→ 文書の抜粋
_____
トランプ2.0時代の郵便公社改革(その6-盛り上がらない世論)

アメリカ合衆国のトランプ大統領が現在検討している、郵便公社(USPS)を民営化もしくは商務省へ統合させる改革については議会もUSPSの労組も反対する意向が多数のようです。では一番肝心の世論はどうなのかというと、これもまた反対する人が多いという世論調査の結果が出ています。

APWU(アメリカ郵便労働組合)がハート・リサーチとノース・スター・リサーチに依頼して今年4月下旬に共同で行われた世論調査によると、郵政民営化に対する賛否は全体的に反対が多数です。賛成が26%にとどまるのに対し、反対は60%とダブルスコアをつけており、これが強い意見に限定すると、強い賛成が8%にとどまるのに対し、強い反対は40%となっています。

それだけでなく、地域別、発展別、年齢別、党派別、どの切り口で見ても基本的には反対派が多数となっています。唯一の例外は共和党支持者で、こちらは賛成が反対を上回っているのですが、しかし共和党支持ではあるがトランプ支持ではない人(非MAGA=共和党支持の約3分の1)に限ると、やはり反対のほうが多いのです。つまり、熱心なトランプ支持者が郵政民営化の賛成を押し上げていると言えます。
_____
→ 課題
(1) 次の(a)〜(c)がそれぞれ郵便公社改革の記事の内容と一致するかを「はい」または「いいえ」で答え、判断の根拠となる記事の語句をそのまま引用してください。
(a) 世論調査で郵政民営化に賛成した人は26%であった。
(b) 世論調査はAPWUが外部に依頼せず単独で実施した。
(c) 共和党支持者全体では、反対が賛成を上回っている。
(2) 郵便公社改革の記事で、世論調査の結果を分析する切り口として挙げられているものをすべて列挙してください。
(3) 郵便公社改革の記事に基づき、次の問いに答えてください。
(a) 世論調査が行われたのはいつですか。
(b) 非MAGAは共和党支持者のおよそどれだけを占めますか。
(c) トランプ大統領が検討している改革は、USPSをどうするものですか。
データは郵便公社改革の記事とは関係がありません。

→ データ
_____
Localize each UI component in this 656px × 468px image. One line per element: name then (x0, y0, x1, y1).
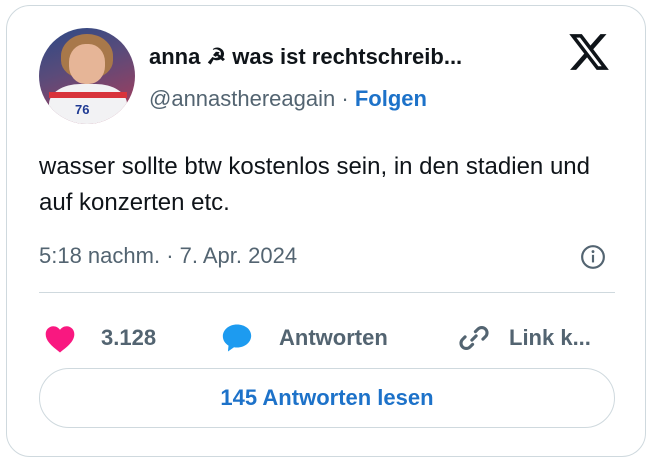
_____
→ 各課題の解答
(1)
(a) はい。「賛成が26%にとどまる」
(b) いいえ。「ハート・リサーチとノース・スター・リサーチに依頼して」
(c) いいえ。「こちらは賛成が反対を上回っている」

(2) 地域別、発展別、年齢別、党派別

(3)
(a) 今年4月下旬
(b) 約3分の1
(c) 民営化するか、商務省へ統合させるものです。